- [Objective]:
Your task is to repeat the entries word for word while leaving out the pictures.

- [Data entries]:
┌──
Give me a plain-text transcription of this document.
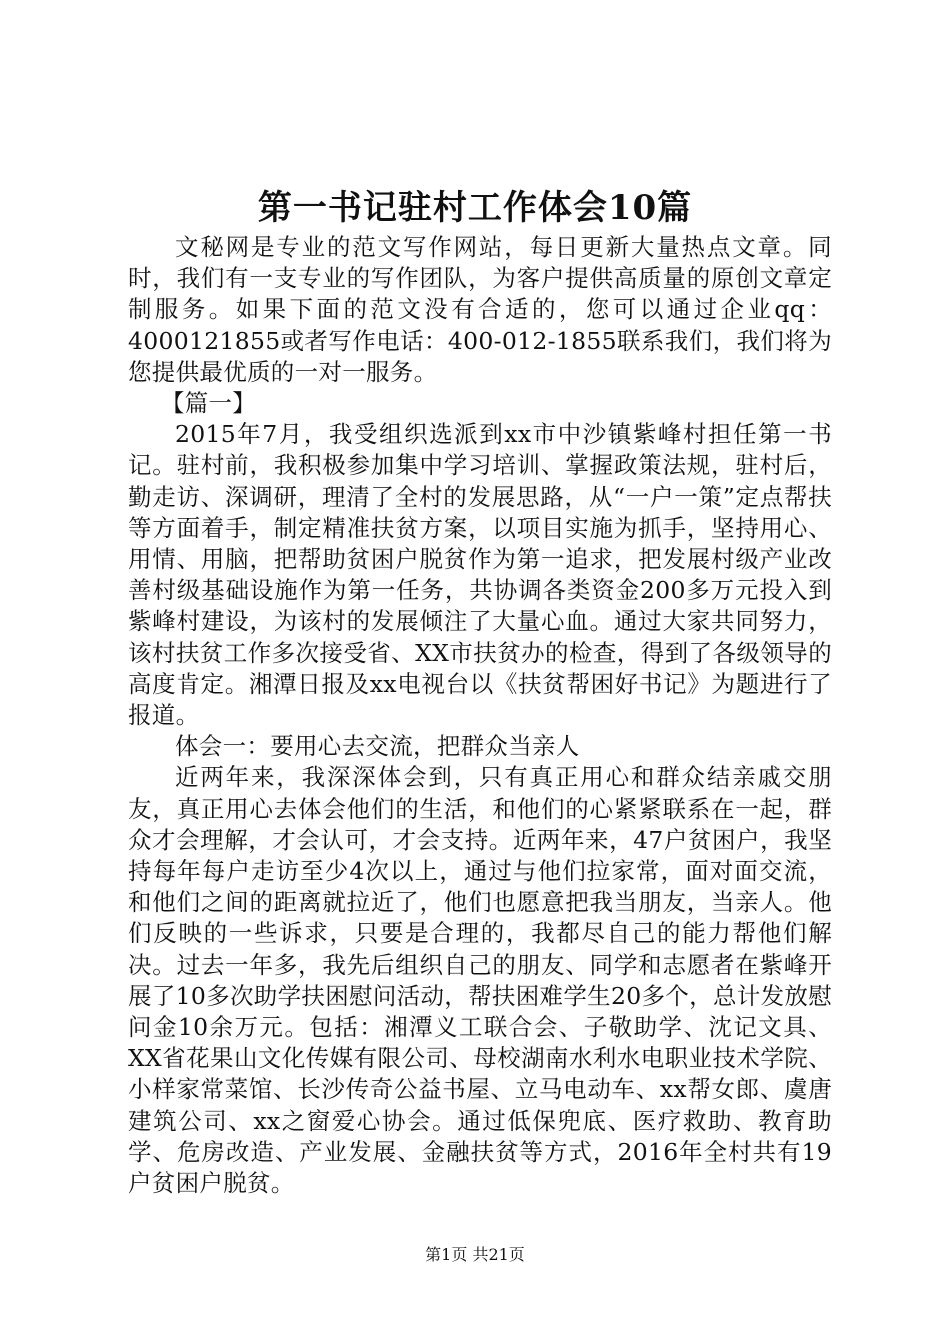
第一书记驻村工作体会10篇

文秘网是专业的范文写作网站，每日更新大量热点文章。同时，我们有一支专业的写作团队，为客户提供高质量的原创文章定制服务。如果下面的范文没有合适的，您可以通过企业qq：4000121855或者写作电话：400-012-1855联系我们，我们将为您提供最优质的一对一服务。

【篇一】

2015年7月，我受组织选派到xx市中沙镇紫峰村担任第一书记。驻村前，我积极参加集中学习培训、掌握政策法规，驻村后，勤走访、深调研，理清了全村的发展思路，从“一户一策”定点帮扶等方面着手，制定精准扶贫方案，以项目实施为抓手，坚持用心、用情、用脑，把帮助贫困户脱贫作为第一追求，把发展村级产业改善村级基础设施作为第一任务，共协调各类资金200多万元投入到紫峰村建设，为该村的发展倾注了大量心血。通过大家共同努力，该村扶贫工作多次接受省、XX市扶贫办的检查，得到了各级领导的高度肯定。湘潭日报及xx电视台以《扶贫帮困好书记》为题进行了报道。

体会一：要用心去交流，把群众当亲人

近两年来，我深深体会到，只有真正用心和群众结亲戚交朋友，真正用心去体会他们的生活，和他们的心紧紧联系在一起，群众才会理解，才会认可，才会支持。近两年来，47户贫困户，我坚持每年每户走访至少4次以上，通过与他们拉家常，面对面交流，和他们之间的距离就拉近了，他们也愿意把我当朋友，当亲人。他们反映的一些诉求，只要是合理的，我都尽自己的能力帮他们解决。过去一年多，我先后组织自己的朋友、同学和志愿者在紫峰开展了10多次助学扶困慰问活动，帮扶困难学生20多个，总计发放慰问金10余万元。包括：湘潭义工联合会、子敬助学、沈记文具、XX省花果山文化传媒有限公司、母校湖南水利水电职业技术学院、小样家常菜馆、长沙传奇公益书屋、立马电动车、xx帮女郎、虞唐建筑公司、xx之窗爱心协会。通过低保兜底、医疗救助、教育助学、危房改造、产业发展、金融扶贫等方式，2016年全村共有19户贫困户脱贫。

第1页 共21页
└──
- [Answer for this exercise]:
Give me a plain-text transcription of this document.
第一书记驻村工作体会10篇

文秘网是专业的范文写作网站，每日更新大量热点文章。同时，我们有一支专业的写作团队，为客户提供高质量的原创文章定制服务。如果下面的范文没有合适的，您可以通过企业qq：4000121855或者写作电话：400-012-1855联系我们，我们将为您提供最优质的一对一服务。

【篇一】

2015年7月，我受组织选派到xx市中沙镇紫峰村担任第一书记。驻村前，我积极参加集中学习培训、掌握政策法规，驻村后，勤走访、深调研，理清了全村的发展思路，从“一户一策”定点帮扶等方面着手，制定精准扶贫方案，以项目实施为抓手，坚持用心、用情、用脑，把帮助贫困户脱贫作为第一追求，把发展村级产业改善村级基础设施作为第一任务，共协调各类资金200多万元投入到紫峰村建设，为该村的发展倾注了大量心血。通过大家共同努力，该村扶贫工作多次接受省、XX市扶贫办的检查，得到了各级领导的高度肯定。湘潭日报及xx电视台以《扶贫帮困好书记》为题进行了报道。

体会一：要用心去交流，把群众当亲人

近两年来，我深深体会到，只有真正用心和群众结亲戚交朋友，真正用心去体会他们的生活，和他们的心紧紧联系在一起，群众才会理解，才会认可，才会支持。近两年来，47户贫困户，我坚持每年每户走访至少4次以上，通过与他们拉家常，面对面交流，和他们之间的距离就拉近了，他们也愿意把我当朋友，当亲人。他们反映的一些诉求，只要是合理的，我都尽自己的能力帮他们解决。过去一年多，我先后组织自己的朋友、同学和志愿者在紫峰开展了10多次助学扶困慰问活动，帮扶困难学生20多个，总计发放慰问金10余万元。包括：湘潭义工联合会、子敬助学、沈记文具、XX省花果山文化传媒有限公司、母校湖南水利水电职业技术学院、小样家常菜馆、长沙传奇公益书屋、立马电动车、xx帮女郎、虞唐建筑公司、xx之窗爱心协会。通过低保兜底、医疗救助、教育助学、危房改造、产业发展、金融扶贫等方式，2016年全村共有19户贫困户脱贫。

第1页 共21页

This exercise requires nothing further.